▶ **WORK REQUIRED**:
In the records below, pick out all lines containing the word "JSON".

====== ROWS ======

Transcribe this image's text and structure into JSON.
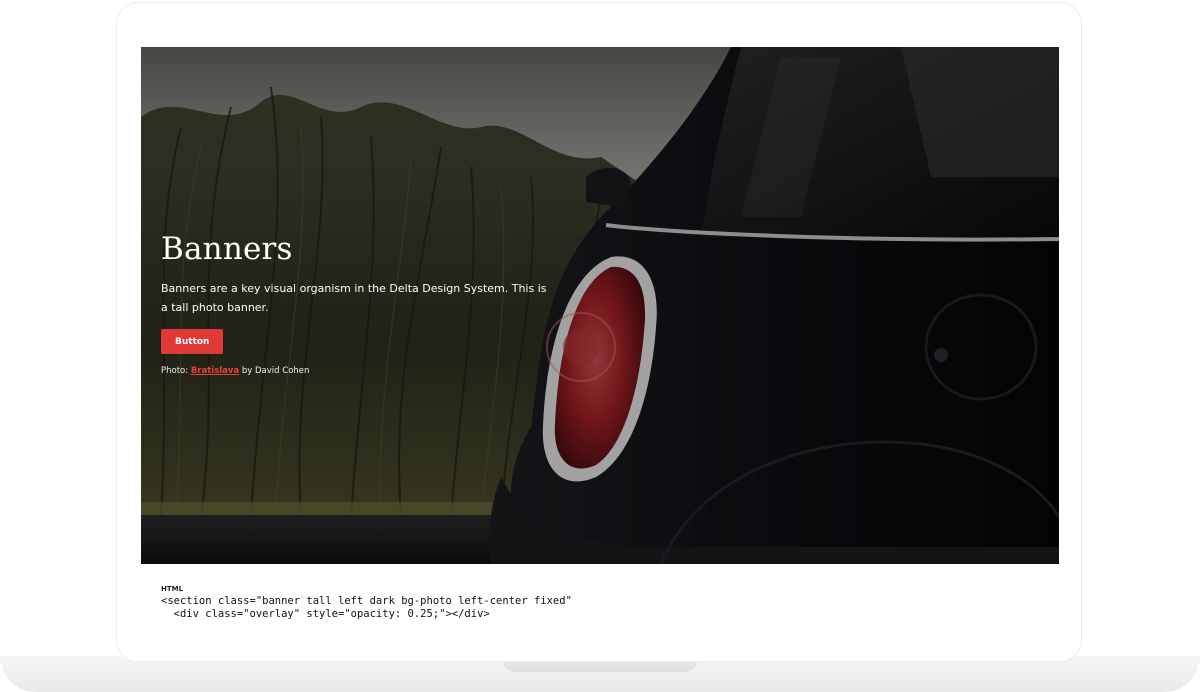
{
  "banner": {
    "title": "Banners",
    "description": "Banners are a key visual organism in the Delta Design System. This is a tall photo banner.",
    "button_label": "Button",
    "credit": {
      "prefix": "Photo: ",
      "link_text": "Bratislava",
      "suffix": " by David Cohen"
    },
    "accent_color": "#e03a36"
  },
  "code": {
    "label": "HTML",
    "lines": [
      "<section class=\"banner tall left dark bg-photo left-center fixed\"",
      "  <div class=\"overlay\" style=\"opacity: 0.25;\"></div>"
    ]
  }
}
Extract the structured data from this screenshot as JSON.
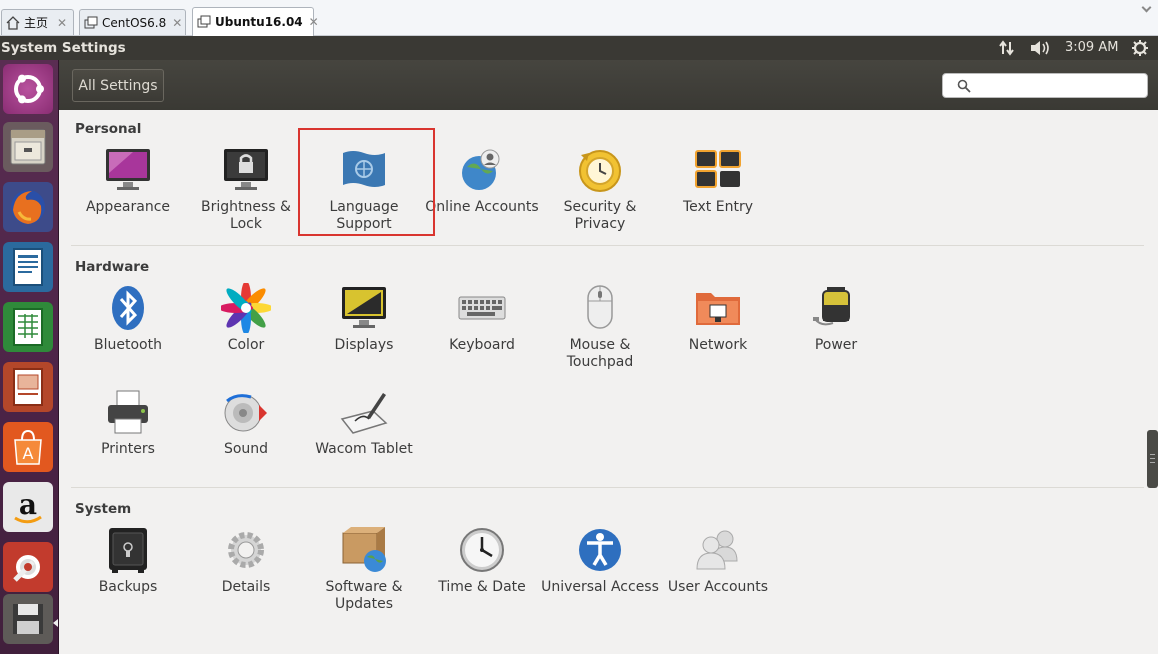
{
  "host_tabs": [
    {
      "label": "主页"
    },
    {
      "label": "CentOS6.8"
    },
    {
      "label": "Ubuntu16.04"
    }
  ],
  "top_panel": {
    "window_title": "System Settings",
    "time": "3:09 AM"
  },
  "header": {
    "all_settings_label": "All Settings",
    "search_placeholder": ""
  },
  "sections": {
    "personal": {
      "title": "Personal",
      "items": [
        "Appearance",
        "Brightness & Lock",
        "Language Support",
        "Online Accounts",
        "Security & Privacy",
        "Text Entry"
      ]
    },
    "hardware": {
      "title": "Hardware",
      "items": [
        "Bluetooth",
        "Color",
        "Displays",
        "Keyboard",
        "Mouse & Touchpad",
        "Network",
        "Power",
        "Printers",
        "Sound",
        "Wacom Tablet"
      ]
    },
    "system": {
      "title": "System",
      "items": [
        "Backups",
        "Details",
        "Software & Updates",
        "Time & Date",
        "Universal Access",
        "User Accounts"
      ]
    }
  },
  "launcher_icons": [
    "ubuntu-dash-icon",
    "files-icon",
    "firefox-icon",
    "writer-icon",
    "calc-icon",
    "impress-icon",
    "software-center-icon",
    "amazon-icon",
    "system-settings-icon",
    "floppy-icon"
  ],
  "colors": {
    "highlight": "#d9352f",
    "panel": "#3a3934",
    "launcher": "#4b2346"
  }
}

======

▶ **EXERCISE RESULT**:
Transcribe this image's text and structure into JSON.
Extract the structured data from this screenshot as JSON.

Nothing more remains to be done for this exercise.